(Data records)
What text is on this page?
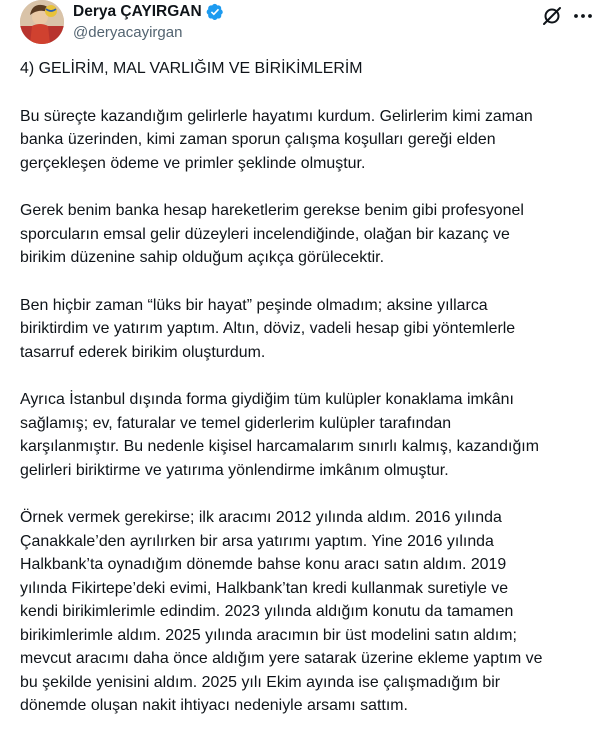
Derya ÇAYIRGAN
@deryacayirgan
4) GELİRİM, MAL VARLIĞIM VE BİRİKİMLERİM
Bu süreçte kazandığım gelirlerle hayatımı kurdum. Gelirlerim kimi zaman
banka üzerinden, kimi zaman sporun çalışma koşulları gereği elden
gerçekleşen ödeme ve primler şeklinde olmuştur.
Gerek benim banka hesap hareketlerim gerekse benim gibi profesyonel
sporcuların emsal gelir düzeyleri incelendiğinde, olağan bir kazanç ve
birikim düzenine sahip olduğum açıkça görülecektir.
Ben hiçbir zaman “lüks bir hayat” peşinde olmadım; aksine yıllarca
biriktirdim ve yatırım yaptım. Altın, döviz, vadeli hesap gibi yöntemlerle
tasarruf ederek birikim oluşturdum.
Ayrıca İstanbul dışında forma giydiğim tüm kulüpler konaklama imkânı
sağlamış; ev, faturalar ve temel giderlerim kulüpler tarafından
karşılanmıştır. Bu nedenle kişisel harcamalarım sınırlı kalmış, kazandığım
gelirleri biriktirme ve yatırıma yönlendirme imkânım olmuştur.
Örnek vermek gerekirse; ilk aracımı 2012 yılında aldım. 2016 yılında
Çanakkale’den ayrılırken bir arsa yatırımı yaptım. Yine 2016 yılında
Halkbank’ta oynadığım dönemde bahse konu aracı satın aldım. 2019
yılında Fikirtepe’deki evimi, Halkbank’tan kredi kullanmak suretiyle ve
kendi birikimlerimle edindim. 2023 yılında aldığım konutu da tamamen
birikimlerimle aldım. 2025 yılında aracımın bir üst modelini satın aldım;
mevcut aracımı daha önce aldığım yere satarak üzerine ekleme yaptım ve
bu şekilde yenisini aldım. 2025 yılı Ekim ayında ise çalışmadığım bir
dönemde oluşan nakit ihtiyacı nedeniyle arsamı sattım.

• INSTRUCTIONS FOR THE TASK:
Restate the data above word for word. Skip every picture.

• RESULT:
What text is on this page?
Derya ÇAYIRGAN
@deryacayirgan
4) GELİRİM, MAL VARLIĞIM VE BİRİKİMLERİM
Bu süreçte kazandığım gelirlerle hayatımı kurdum. Gelirlerim kimi zaman
banka üzerinden, kimi zaman sporun çalışma koşulları gereği elden
gerçekleşen ödeme ve primler şeklinde olmuştur.
Gerek benim banka hesap hareketlerim gerekse benim gibi profesyonel
sporcuların emsal gelir düzeyleri incelendiğinde, olağan bir kazanç ve
birikim düzenine sahip olduğum açıkça görülecektir.
Ben hiçbir zaman “lüks bir hayat” peşinde olmadım; aksine yıllarca
biriktirdim ve yatırım yaptım. Altın, döviz, vadeli hesap gibi yöntemlerle
tasarruf ederek birikim oluşturdum.
Ayrıca İstanbul dışında forma giydiğim tüm kulüpler konaklama imkânı
sağlamış; ev, faturalar ve temel giderlerim kulüpler tarafından
karşılanmıştır. Bu nedenle kişisel harcamalarım sınırlı kalmış, kazandığım
gelirleri biriktirme ve yatırıma yönlendirme imkânım olmuştur.
Örnek vermek gerekirse; ilk aracımı 2012 yılında aldım. 2016 yılında
Çanakkale’den ayrılırken bir arsa yatırımı yaptım. Yine 2016 yılında
Halkbank’ta oynadığım dönemde bahse konu aracı satın aldım. 2019
yılında Fikirtepe’deki evimi, Halkbank’tan kredi kullanmak suretiyle ve
kendi birikimlerimle edindim. 2023 yılında aldığım konutu da tamamen
birikimlerimle aldım. 2025 yılında aracımın bir üst modelini satın aldım;
mevcut aracımı daha önce aldığım yere satarak üzerine ekleme yaptım ve
bu şekilde yenisini aldım. 2025 yılı Ekim ayında ise çalışmadığım bir
dönemde oluşan nakit ihtiyacı nedeniyle arsamı sattım.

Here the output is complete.